Below are the records; pull every line that includes "gold".

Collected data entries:
=======
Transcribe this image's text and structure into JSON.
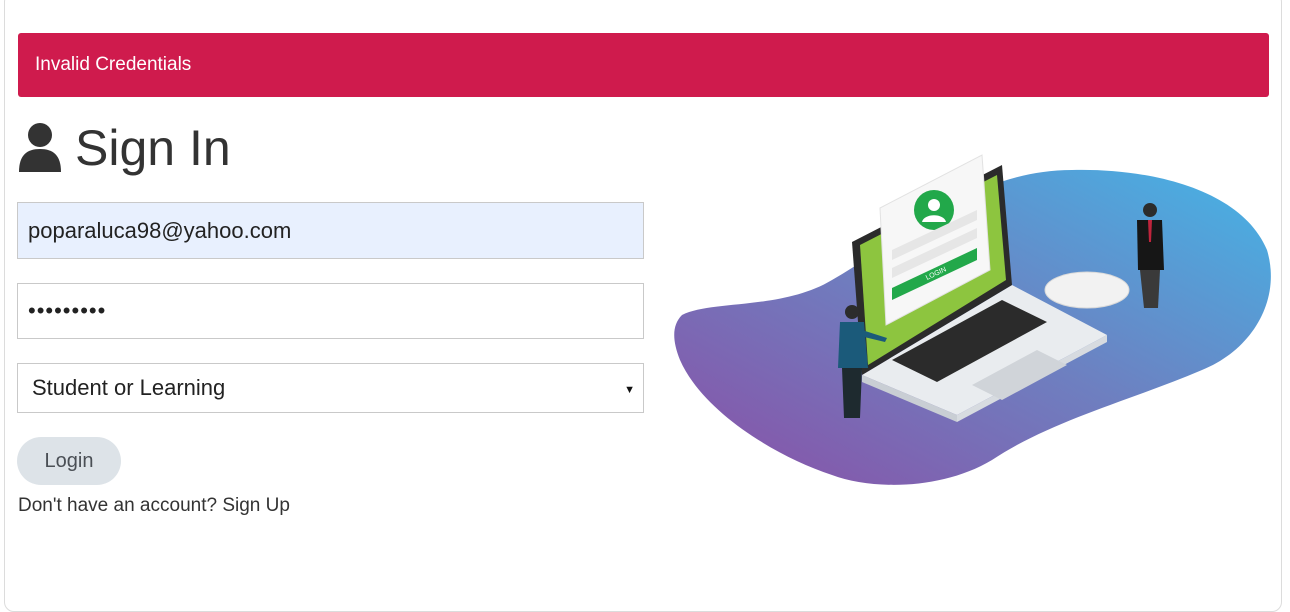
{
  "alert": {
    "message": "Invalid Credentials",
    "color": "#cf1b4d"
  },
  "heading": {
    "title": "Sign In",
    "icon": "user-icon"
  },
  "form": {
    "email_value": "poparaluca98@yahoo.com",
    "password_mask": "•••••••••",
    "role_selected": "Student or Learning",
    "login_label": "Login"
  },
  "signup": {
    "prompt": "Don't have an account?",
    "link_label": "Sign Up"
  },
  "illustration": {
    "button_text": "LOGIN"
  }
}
=======
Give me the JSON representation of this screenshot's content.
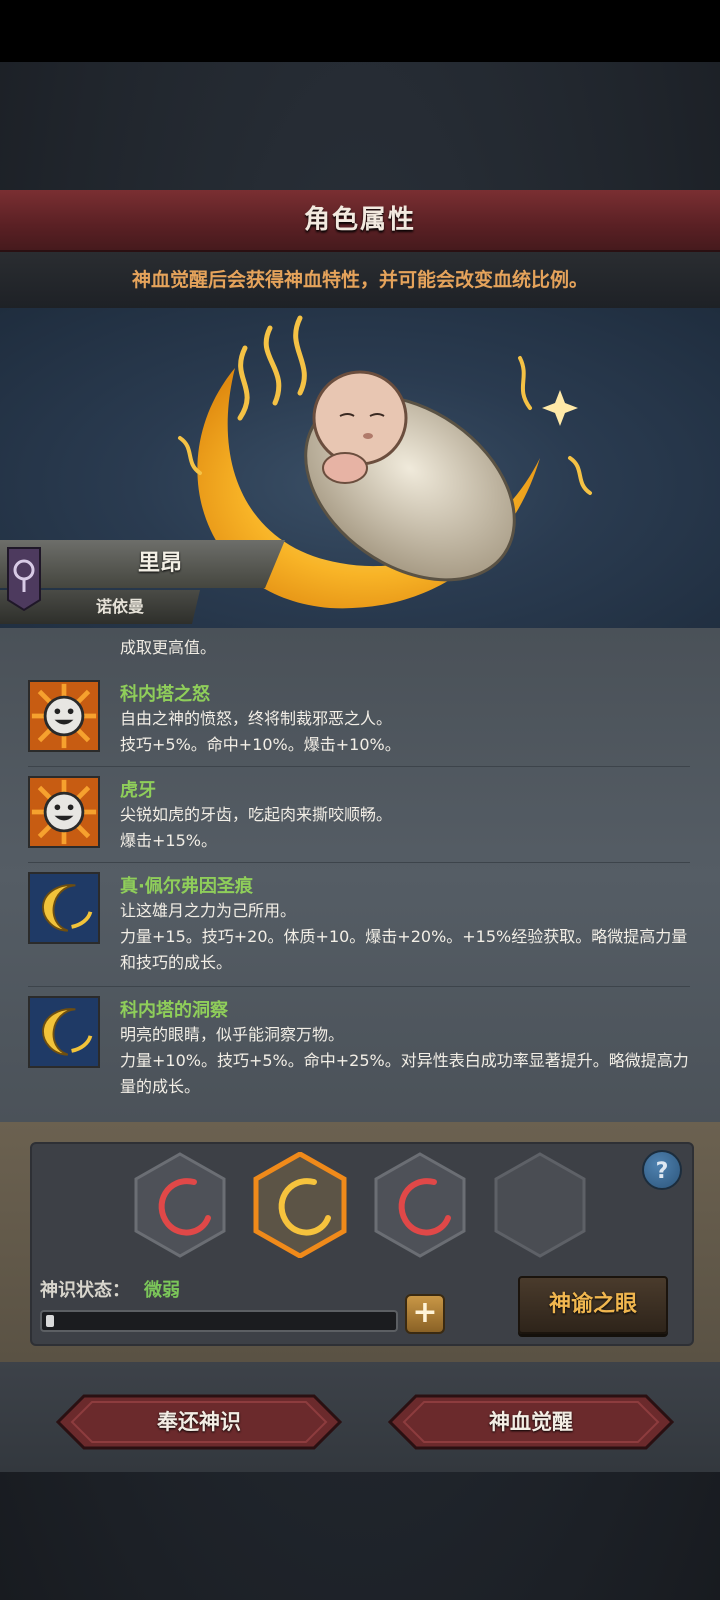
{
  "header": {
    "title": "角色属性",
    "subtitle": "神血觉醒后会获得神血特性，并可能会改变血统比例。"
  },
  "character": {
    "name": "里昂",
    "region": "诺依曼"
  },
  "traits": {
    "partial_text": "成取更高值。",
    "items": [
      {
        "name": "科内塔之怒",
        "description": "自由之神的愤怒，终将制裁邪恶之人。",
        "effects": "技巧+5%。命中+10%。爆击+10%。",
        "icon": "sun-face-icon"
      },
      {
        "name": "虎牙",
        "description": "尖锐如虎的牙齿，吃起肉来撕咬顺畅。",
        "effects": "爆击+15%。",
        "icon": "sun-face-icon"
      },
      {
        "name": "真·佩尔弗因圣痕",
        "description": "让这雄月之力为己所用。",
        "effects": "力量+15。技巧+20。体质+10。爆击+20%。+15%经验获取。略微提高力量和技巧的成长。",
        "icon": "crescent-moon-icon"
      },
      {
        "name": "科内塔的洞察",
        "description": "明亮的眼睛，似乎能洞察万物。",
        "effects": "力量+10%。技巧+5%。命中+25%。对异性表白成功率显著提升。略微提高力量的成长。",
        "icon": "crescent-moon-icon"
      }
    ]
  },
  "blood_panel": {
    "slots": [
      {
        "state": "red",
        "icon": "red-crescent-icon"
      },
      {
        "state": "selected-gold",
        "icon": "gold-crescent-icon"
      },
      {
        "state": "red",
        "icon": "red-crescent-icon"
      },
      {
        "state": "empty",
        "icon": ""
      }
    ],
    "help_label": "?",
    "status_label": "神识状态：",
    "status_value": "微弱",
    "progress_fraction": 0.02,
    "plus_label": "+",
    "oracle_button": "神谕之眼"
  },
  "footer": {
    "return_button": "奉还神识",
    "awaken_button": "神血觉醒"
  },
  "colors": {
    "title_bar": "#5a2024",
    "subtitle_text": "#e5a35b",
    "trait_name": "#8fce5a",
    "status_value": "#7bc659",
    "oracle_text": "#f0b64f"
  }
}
=======
■ **RESULT FOR THIS EXERCISE**
        "state": "selected-gold",
        "icon": "gold-crescent-icon"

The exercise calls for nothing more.